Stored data
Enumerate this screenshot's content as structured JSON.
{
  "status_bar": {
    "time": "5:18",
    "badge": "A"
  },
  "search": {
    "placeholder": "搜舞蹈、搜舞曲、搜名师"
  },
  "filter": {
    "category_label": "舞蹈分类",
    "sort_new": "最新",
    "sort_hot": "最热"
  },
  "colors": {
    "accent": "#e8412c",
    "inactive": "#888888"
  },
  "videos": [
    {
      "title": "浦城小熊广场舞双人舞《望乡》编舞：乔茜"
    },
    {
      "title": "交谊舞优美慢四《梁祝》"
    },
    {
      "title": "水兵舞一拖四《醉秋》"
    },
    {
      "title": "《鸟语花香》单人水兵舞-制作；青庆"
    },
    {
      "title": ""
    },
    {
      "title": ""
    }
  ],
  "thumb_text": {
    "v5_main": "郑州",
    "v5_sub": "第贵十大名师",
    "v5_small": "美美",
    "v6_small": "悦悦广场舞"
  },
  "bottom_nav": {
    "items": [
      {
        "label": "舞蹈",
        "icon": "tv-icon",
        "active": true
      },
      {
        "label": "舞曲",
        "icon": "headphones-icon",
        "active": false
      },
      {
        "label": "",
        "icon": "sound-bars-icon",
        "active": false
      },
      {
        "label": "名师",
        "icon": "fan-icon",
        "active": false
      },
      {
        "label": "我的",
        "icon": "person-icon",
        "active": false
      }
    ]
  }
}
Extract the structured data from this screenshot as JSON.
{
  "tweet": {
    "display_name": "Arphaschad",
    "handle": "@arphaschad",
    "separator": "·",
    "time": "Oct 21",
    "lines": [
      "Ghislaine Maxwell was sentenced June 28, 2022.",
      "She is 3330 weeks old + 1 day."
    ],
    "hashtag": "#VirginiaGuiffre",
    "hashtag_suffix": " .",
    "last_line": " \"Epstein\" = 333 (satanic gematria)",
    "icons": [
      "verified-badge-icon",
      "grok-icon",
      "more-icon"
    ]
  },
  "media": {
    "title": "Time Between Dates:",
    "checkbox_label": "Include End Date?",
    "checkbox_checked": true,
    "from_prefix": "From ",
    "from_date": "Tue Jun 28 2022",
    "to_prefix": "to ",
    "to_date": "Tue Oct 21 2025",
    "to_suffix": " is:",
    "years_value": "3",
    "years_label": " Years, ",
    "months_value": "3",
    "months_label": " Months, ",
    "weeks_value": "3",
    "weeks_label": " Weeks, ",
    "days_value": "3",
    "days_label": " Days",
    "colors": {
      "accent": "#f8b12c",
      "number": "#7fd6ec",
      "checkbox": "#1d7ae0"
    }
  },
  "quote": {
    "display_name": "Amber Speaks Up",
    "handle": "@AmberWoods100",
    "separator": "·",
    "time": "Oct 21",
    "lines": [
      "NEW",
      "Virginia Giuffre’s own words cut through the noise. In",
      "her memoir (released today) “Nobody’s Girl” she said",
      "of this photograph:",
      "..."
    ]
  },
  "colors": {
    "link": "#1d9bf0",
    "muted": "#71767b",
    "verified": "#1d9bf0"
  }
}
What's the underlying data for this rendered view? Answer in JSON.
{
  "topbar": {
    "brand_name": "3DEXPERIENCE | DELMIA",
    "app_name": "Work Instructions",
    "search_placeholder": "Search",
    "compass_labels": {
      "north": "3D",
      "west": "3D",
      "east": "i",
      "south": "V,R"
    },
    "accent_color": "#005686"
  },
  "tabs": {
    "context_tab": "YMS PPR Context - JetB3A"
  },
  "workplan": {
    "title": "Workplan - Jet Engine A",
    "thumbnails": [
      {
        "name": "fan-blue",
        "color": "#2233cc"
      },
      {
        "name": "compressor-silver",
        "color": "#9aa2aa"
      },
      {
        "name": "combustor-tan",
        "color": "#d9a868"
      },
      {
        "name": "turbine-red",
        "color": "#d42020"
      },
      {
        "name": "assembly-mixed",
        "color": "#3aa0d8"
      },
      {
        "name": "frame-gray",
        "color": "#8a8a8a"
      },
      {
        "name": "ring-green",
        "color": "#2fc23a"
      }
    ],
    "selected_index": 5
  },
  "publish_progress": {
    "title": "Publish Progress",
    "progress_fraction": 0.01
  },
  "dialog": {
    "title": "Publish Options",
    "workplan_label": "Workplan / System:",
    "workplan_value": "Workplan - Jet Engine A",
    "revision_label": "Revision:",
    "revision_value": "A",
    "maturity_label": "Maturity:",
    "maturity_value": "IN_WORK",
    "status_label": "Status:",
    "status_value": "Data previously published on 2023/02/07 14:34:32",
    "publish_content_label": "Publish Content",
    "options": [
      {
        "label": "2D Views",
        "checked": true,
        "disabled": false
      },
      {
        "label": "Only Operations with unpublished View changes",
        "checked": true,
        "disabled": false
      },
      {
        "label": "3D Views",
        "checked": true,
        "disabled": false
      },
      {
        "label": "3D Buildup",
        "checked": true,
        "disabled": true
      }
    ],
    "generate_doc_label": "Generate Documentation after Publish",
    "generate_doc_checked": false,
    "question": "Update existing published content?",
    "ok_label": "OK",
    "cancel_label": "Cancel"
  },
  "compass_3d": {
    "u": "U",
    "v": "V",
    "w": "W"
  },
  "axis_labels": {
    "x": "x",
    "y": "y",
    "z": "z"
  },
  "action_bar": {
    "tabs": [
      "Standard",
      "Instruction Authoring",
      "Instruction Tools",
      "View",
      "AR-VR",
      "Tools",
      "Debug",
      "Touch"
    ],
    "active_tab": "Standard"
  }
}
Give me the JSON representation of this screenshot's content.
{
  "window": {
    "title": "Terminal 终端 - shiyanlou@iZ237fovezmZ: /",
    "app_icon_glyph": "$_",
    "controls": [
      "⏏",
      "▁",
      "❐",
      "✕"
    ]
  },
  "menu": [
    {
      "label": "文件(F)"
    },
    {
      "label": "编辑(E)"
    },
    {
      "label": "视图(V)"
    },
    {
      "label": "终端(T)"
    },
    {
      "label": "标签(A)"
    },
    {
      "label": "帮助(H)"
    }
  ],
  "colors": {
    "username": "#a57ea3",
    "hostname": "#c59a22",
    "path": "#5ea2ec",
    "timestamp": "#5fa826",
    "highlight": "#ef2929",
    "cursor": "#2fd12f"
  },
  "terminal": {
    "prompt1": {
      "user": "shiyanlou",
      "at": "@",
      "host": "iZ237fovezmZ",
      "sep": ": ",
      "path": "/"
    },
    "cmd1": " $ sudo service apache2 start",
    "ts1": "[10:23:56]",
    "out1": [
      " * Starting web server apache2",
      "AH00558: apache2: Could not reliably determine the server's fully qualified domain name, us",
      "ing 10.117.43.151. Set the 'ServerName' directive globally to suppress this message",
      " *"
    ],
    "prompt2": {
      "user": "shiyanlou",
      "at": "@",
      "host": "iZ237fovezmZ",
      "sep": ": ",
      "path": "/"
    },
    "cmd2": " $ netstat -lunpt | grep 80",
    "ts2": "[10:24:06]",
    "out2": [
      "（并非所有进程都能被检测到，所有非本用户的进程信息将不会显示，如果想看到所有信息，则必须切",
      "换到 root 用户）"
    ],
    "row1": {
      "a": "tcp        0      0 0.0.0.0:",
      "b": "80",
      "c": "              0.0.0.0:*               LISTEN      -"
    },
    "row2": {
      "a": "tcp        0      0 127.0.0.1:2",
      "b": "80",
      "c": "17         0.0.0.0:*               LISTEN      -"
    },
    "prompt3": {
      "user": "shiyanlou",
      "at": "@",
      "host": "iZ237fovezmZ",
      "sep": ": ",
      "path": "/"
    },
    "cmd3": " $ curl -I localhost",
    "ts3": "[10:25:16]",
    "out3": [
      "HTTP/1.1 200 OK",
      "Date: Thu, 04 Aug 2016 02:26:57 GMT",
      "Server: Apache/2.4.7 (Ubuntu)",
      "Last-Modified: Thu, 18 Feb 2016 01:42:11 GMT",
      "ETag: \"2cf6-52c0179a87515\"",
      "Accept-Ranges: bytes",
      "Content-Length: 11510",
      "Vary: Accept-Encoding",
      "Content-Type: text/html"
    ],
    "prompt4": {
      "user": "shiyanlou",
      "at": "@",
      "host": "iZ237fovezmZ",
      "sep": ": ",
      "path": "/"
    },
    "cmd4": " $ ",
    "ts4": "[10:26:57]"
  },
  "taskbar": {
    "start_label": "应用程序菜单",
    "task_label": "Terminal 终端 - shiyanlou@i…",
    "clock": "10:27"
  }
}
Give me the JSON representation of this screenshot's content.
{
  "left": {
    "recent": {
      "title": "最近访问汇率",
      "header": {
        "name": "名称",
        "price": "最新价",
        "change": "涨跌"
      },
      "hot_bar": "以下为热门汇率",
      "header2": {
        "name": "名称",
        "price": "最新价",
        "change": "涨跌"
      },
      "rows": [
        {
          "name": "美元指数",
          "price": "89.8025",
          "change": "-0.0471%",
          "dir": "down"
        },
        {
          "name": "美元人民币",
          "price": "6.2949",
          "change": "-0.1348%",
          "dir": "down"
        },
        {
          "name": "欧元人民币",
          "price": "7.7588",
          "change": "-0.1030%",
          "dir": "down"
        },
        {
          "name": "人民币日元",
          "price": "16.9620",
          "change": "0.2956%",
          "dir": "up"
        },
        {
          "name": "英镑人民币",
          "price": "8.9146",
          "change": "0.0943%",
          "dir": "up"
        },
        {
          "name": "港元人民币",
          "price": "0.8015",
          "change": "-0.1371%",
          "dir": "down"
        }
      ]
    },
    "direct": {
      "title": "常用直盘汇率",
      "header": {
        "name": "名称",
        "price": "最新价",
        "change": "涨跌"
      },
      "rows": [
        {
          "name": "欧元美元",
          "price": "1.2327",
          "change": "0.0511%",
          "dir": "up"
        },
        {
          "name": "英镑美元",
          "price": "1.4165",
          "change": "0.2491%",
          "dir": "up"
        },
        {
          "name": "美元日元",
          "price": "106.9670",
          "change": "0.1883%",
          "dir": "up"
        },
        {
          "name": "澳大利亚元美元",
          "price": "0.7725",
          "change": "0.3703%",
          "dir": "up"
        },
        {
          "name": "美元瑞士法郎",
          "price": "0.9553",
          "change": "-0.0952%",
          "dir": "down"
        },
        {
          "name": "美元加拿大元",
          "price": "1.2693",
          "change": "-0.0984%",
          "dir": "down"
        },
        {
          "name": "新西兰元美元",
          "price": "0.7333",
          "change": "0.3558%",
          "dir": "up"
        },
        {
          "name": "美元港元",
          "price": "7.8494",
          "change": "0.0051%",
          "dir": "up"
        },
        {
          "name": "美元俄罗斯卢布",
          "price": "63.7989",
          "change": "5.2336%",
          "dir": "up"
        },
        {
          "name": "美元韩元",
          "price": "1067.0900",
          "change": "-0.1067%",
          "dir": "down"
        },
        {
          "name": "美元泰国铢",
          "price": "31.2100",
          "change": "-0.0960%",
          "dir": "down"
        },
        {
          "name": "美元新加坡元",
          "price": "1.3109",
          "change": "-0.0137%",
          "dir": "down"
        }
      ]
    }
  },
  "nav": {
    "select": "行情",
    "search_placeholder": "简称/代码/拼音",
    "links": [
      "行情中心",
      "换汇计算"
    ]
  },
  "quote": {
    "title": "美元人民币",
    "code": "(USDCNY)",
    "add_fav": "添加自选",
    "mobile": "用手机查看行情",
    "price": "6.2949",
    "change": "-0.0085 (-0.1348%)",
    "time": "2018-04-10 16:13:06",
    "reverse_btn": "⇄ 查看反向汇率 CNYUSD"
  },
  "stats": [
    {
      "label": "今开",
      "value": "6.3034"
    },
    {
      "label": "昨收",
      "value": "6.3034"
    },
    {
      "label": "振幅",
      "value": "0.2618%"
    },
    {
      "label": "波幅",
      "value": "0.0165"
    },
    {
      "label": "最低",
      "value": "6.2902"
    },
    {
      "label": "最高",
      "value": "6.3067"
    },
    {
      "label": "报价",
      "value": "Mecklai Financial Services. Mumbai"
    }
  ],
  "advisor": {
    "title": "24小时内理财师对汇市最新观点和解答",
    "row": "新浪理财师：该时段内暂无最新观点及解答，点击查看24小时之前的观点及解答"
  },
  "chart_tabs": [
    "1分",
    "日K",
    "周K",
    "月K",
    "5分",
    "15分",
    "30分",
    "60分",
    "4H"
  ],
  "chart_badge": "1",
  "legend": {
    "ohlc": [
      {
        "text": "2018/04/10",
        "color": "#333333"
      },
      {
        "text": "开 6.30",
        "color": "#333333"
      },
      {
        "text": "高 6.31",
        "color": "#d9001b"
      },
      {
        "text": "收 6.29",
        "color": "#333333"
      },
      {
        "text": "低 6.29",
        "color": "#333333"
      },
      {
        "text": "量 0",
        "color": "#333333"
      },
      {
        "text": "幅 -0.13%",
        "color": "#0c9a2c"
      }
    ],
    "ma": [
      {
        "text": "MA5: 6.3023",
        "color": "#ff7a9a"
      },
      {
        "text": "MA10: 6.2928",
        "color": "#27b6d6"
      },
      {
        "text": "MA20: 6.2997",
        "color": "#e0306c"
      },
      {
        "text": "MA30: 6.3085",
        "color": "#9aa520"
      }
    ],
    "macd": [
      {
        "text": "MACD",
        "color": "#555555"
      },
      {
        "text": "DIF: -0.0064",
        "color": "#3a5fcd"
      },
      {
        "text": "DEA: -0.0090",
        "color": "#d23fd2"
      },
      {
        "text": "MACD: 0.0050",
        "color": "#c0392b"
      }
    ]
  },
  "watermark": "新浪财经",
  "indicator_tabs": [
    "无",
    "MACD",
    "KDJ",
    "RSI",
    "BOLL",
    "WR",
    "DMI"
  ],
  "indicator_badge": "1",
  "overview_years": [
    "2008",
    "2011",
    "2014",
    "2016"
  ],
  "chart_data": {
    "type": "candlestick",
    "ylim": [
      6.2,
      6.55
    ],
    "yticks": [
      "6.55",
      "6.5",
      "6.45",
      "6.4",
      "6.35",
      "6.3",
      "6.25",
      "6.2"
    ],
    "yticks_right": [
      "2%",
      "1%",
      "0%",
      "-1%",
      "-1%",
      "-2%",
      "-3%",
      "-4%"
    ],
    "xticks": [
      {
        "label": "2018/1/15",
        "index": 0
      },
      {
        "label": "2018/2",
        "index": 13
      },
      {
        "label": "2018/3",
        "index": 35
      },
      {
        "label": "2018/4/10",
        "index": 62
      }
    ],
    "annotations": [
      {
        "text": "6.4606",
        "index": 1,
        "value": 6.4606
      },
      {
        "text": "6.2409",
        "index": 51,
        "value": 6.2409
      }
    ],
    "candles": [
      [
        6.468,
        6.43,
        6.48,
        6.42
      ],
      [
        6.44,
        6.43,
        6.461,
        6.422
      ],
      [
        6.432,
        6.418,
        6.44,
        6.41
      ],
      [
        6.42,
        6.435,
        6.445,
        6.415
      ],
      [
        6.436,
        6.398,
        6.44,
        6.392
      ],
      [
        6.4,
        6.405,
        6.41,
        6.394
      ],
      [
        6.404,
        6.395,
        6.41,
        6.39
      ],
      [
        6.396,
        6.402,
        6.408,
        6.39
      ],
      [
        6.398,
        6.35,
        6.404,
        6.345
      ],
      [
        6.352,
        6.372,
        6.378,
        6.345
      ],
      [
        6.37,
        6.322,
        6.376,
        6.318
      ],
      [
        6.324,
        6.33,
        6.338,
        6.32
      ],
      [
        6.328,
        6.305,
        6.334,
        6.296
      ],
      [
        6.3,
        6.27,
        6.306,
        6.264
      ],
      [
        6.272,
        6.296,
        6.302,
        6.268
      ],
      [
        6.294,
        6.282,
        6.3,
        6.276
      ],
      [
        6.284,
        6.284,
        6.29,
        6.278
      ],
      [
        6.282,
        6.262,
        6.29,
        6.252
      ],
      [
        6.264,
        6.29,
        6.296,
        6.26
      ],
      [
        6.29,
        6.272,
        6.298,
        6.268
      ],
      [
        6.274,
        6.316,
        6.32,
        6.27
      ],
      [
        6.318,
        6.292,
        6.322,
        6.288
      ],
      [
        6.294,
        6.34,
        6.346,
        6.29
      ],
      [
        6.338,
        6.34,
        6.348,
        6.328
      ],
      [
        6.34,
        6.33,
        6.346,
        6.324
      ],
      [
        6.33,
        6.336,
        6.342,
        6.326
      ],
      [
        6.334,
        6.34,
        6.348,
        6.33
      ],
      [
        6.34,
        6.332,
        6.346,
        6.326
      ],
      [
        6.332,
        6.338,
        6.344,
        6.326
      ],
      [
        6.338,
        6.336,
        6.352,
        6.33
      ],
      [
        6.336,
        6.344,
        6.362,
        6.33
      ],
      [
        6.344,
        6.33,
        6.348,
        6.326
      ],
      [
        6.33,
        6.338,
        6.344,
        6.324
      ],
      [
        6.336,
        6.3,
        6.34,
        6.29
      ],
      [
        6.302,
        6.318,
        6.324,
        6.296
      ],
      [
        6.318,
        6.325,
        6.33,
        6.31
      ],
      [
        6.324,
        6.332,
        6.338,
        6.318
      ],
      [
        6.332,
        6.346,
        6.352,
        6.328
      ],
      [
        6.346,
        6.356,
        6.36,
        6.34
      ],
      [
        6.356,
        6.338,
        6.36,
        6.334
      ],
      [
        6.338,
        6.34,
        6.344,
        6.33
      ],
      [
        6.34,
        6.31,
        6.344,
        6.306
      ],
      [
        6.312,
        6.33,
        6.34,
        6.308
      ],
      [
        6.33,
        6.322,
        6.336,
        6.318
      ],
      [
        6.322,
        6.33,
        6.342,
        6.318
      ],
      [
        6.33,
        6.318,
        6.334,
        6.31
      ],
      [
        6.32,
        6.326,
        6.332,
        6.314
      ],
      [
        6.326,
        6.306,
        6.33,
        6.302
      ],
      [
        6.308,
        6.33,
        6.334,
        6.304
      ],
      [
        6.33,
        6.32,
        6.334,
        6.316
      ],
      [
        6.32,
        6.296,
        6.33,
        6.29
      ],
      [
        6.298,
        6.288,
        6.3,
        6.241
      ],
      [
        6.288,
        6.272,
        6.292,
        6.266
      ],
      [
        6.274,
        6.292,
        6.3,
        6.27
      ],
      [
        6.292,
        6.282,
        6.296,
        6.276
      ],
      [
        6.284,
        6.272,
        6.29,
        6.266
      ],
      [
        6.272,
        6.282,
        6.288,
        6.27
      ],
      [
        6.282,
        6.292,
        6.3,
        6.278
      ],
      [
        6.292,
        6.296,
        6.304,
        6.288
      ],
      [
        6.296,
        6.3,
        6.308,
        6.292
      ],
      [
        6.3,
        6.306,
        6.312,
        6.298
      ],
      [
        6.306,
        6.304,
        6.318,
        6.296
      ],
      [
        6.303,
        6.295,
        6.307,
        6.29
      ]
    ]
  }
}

Work to be completed → Reproduce each line of the entries in which the word "handle" is found.

The completed task →
    "handle": "@arphaschad",
    "handle": "@AmberWoods100",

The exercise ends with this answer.